#### DATA SHOWN ####

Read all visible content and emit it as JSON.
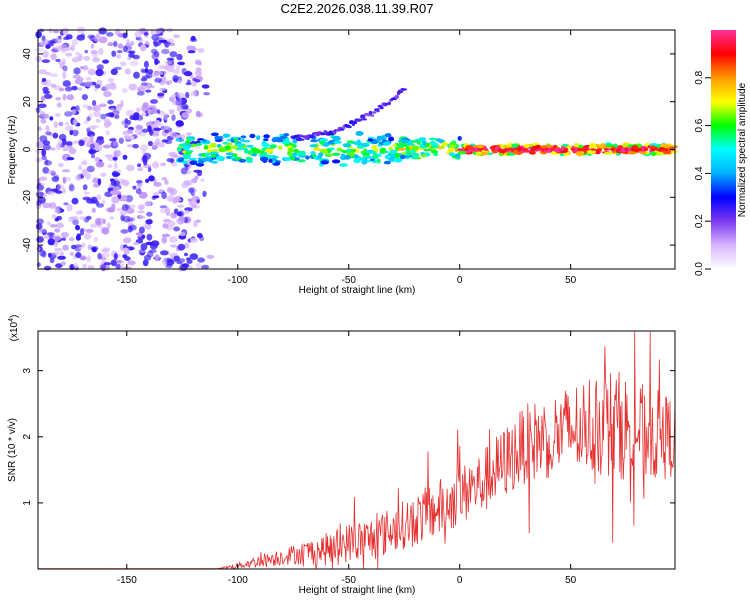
{
  "title": "C2E2.2026.038.11.39.R07",
  "chart_data": [
    {
      "type": "heatmap",
      "name": "spectrogram",
      "xlabel": "Height of straight line (km)",
      "ylabel": "Frequency (Hz)",
      "xlim": [
        -190,
        97
      ],
      "ylim": [
        -50,
        50
      ],
      "xticks": [
        -150,
        -100,
        -50,
        0,
        50
      ],
      "xtick_labels": [
        "-150",
        "-100",
        "-50",
        "0",
        "50"
      ],
      "yticks": [
        -40,
        -20,
        0,
        20,
        40
      ],
      "ytick_labels": [
        "-40",
        "-20",
        "0",
        "20",
        "40"
      ],
      "colorbar": {
        "label": "Normalized spectral amplitude",
        "range": [
          0,
          1
        ],
        "ticks": [
          0,
          0.2,
          0.4,
          0.6,
          0.8
        ],
        "tick_labels": [
          "0.0",
          "0.2",
          "0.4",
          "0.6",
          "0.8"
        ],
        "colors": [
          "#ffffff",
          "#d8b4fe",
          "#7c3aed",
          "#0000ff",
          "#00b0ff",
          "#00ffff",
          "#00ff00",
          "#ffff00",
          "#ff9900",
          "#ff0000",
          "#ff3399"
        ]
      },
      "features": {
        "noise_region_x": [
          -190,
          -112
        ],
        "trace_start_x": -127,
        "main_trace_freq": 0,
        "secondary_curve": {
          "x_start": -75,
          "x_end": -25,
          "freq_start": 5,
          "freq_end": 25
        }
      }
    },
    {
      "type": "line",
      "name": "snr",
      "xlabel": "Height of straight line (km)",
      "ylabel": "SNR (10 * v/v)",
      "y_scale_label": "(x10",
      "y_scale_exp": "4",
      "xlim": [
        -190,
        97
      ],
      "ylim": [
        0,
        3.6
      ],
      "xticks": [
        -150,
        -100,
        -50,
        0,
        50
      ],
      "xtick_labels": [
        "-150",
        "-100",
        "-50",
        "0",
        "50"
      ],
      "yticks": [
        1,
        2,
        3
      ],
      "ytick_labels": [
        "1",
        "2",
        "3"
      ],
      "color": "#e53030",
      "envelope": {
        "x": [
          -190,
          -110,
          -100,
          -90,
          -75,
          -60,
          -50,
          -40,
          -30,
          -20,
          -10,
          0,
          10,
          20,
          30,
          40,
          50,
          60,
          70,
          80,
          90,
          97
        ],
        "mean": [
          0,
          0,
          0.05,
          0.12,
          0.22,
          0.3,
          0.4,
          0.45,
          0.6,
          0.75,
          0.9,
          1.1,
          1.3,
          1.6,
          1.9,
          2.0,
          2.1,
          2.2,
          2.2,
          2.1,
          2.0,
          2.0
        ],
        "spread": [
          0,
          0,
          0.05,
          0.1,
          0.15,
          0.25,
          0.3,
          0.35,
          0.35,
          0.4,
          0.45,
          0.45,
          0.5,
          0.55,
          0.6,
          0.65,
          0.7,
          0.8,
          0.85,
          0.75,
          0.7,
          0.6
        ]
      }
    }
  ]
}
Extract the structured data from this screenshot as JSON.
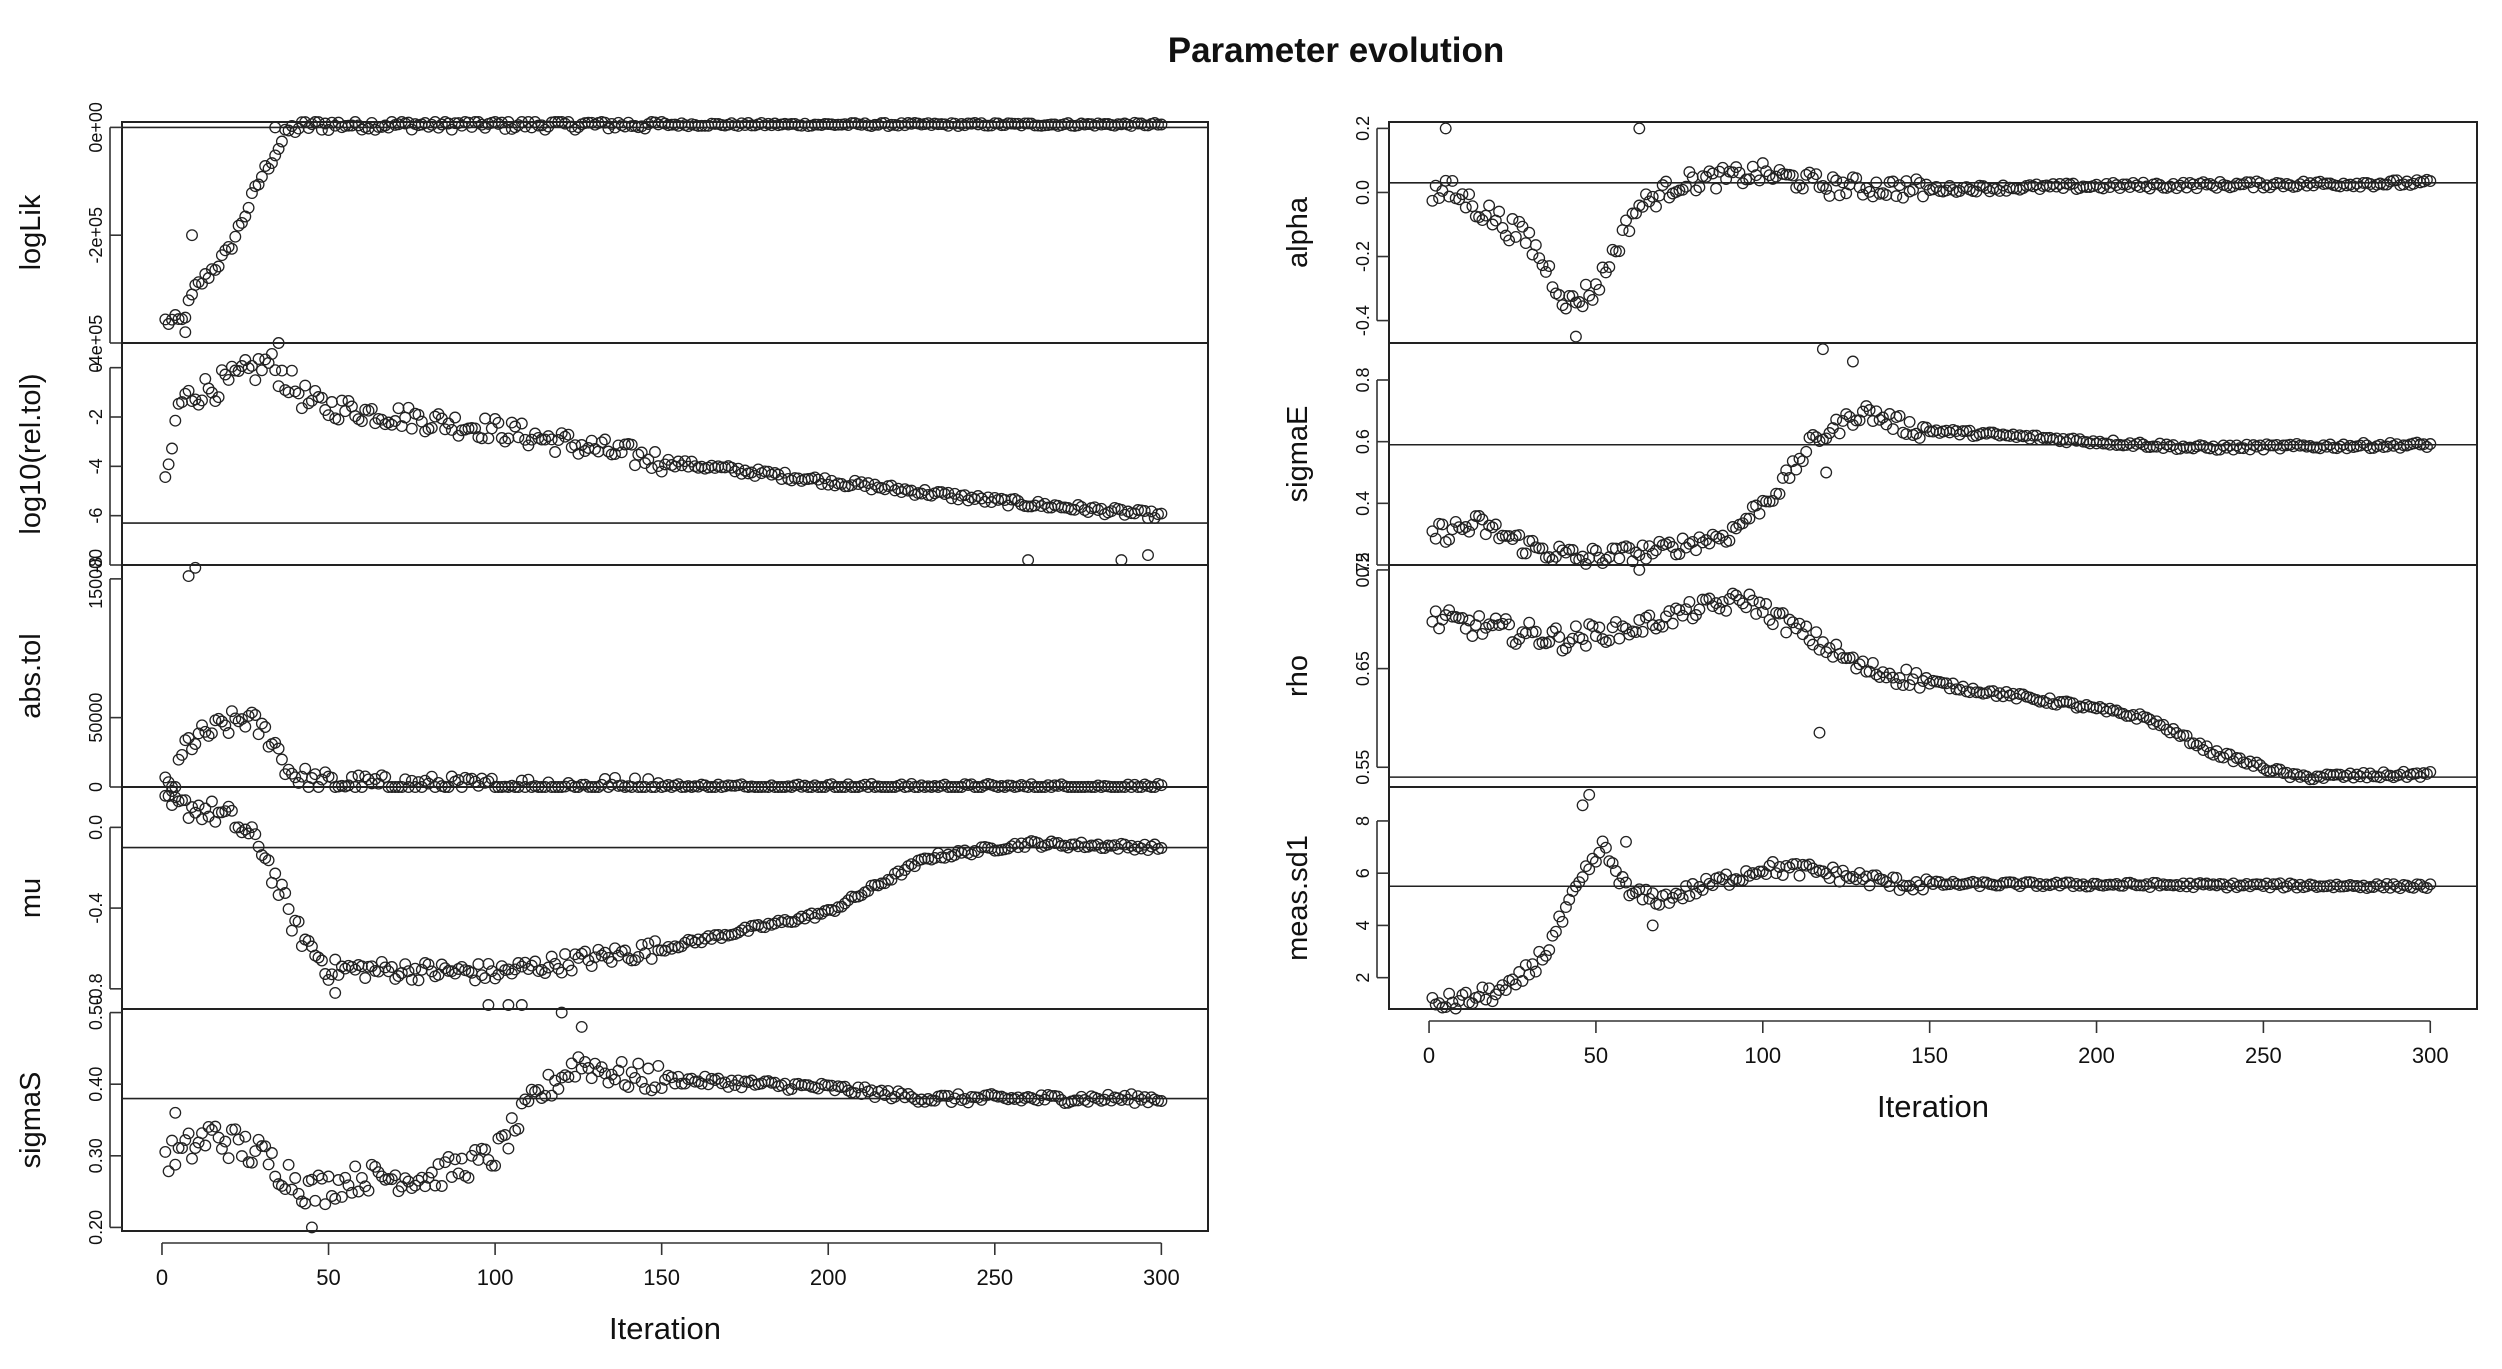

####

- [WHAT TO PRODUCE]: Pictures stay out; reproduce every line of the records exactly.

- [THE RESULT]:
Read all visible content and emit it as JSON.
{
  "title": "C2E2.2026.038.11.39.R07",
  "chart_data": [
    {
      "type": "heatmap",
      "name": "spectrogram",
      "xlabel": "Height of straight line (km)",
      "ylabel": "Frequency (Hz)",
      "xlim": [
        -190,
        97
      ],
      "ylim": [
        -50,
        50
      ],
      "xticks": [
        -150,
        -100,
        -50,
        0,
        50
      ],
      "xtick_labels": [
        "-150",
        "-100",
        "-50",
        "0",
        "50"
      ],
      "yticks": [
        -40,
        -20,
        0,
        20,
        40
      ],
      "ytick_labels": [
        "-40",
        "-20",
        "0",
        "20",
        "40"
      ],
      "colorbar": {
        "label": "Normalized spectral amplitude",
        "range": [
          0,
          1
        ],
        "ticks": [
          0,
          0.2,
          0.4,
          0.6,
          0.8
        ],
        "tick_labels": [
          "0.0",
          "0.2",
          "0.4",
          "0.6",
          "0.8"
        ],
        "colors": [
          "#ffffff",
          "#d8b4fe",
          "#7c3aed",
          "#0000ff",
          "#00b0ff",
          "#00ffff",
          "#00ff00",
          "#ffff00",
          "#ff9900",
          "#ff0000",
          "#ff3399"
        ]
      },
      "features": {
        "noise_region_x": [
          -190,
          -112
        ],
        "trace_start_x": -127,
        "main_trace_freq": 0,
        "secondary_curve": {
          "x_start": -75,
          "x_end": -25,
          "freq_start": 5,
          "freq_end": 25
        }
      }
    },
    {
      "type": "line",
      "name": "snr",
      "xlabel": "Height of straight line (km)",
      "ylabel": "SNR (10 * v/v)",
      "y_scale_label": "(x10",
      "y_scale_exp": "4",
      "xlim": [
        -190,
        97
      ],
      "ylim": [
        0,
        3.6
      ],
      "xticks": [
        -150,
        -100,
        -50,
        0,
        50
      ],
      "xtick_labels": [
        "-150",
        "-100",
        "-50",
        "0",
        "50"
      ],
      "yticks": [
        1,
        2,
        3
      ],
      "ytick_labels": [
        "1",
        "2",
        "3"
      ],
      "color": "#e53030",
      "envelope": {
        "x": [
          -190,
          -110,
          -100,
          -90,
          -75,
          -60,
          -50,
          -40,
          -30,
          -20,
          -10,
          0,
          10,
          20,
          30,
          40,
          50,
          60,
          70,
          80,
          90,
          97
        ],
        "mean": [
          0,
          0,
          0.05,
          0.12,
          0.22,
          0.3,
          0.4,
          0.45,
          0.6,
          0.75,
          0.9,
          1.1,
          1.3,
          1.6,
          1.9,
          2.0,
          2.1,
          2.2,
          2.2,
          2.1,
          2.0,
          2.0
        ],
        "spread": [
          0,
          0,
          0.05,
          0.1,
          0.15,
          0.25,
          0.3,
          0.35,
          0.35,
          0.4,
          0.45,
          0.45,
          0.5,
          0.55,
          0.6,
          0.65,
          0.7,
          0.8,
          0.85,
          0.75,
          0.7,
          0.6
        ]
      }
    }
  ]
}
Extract the structured data from this screenshot as JSON.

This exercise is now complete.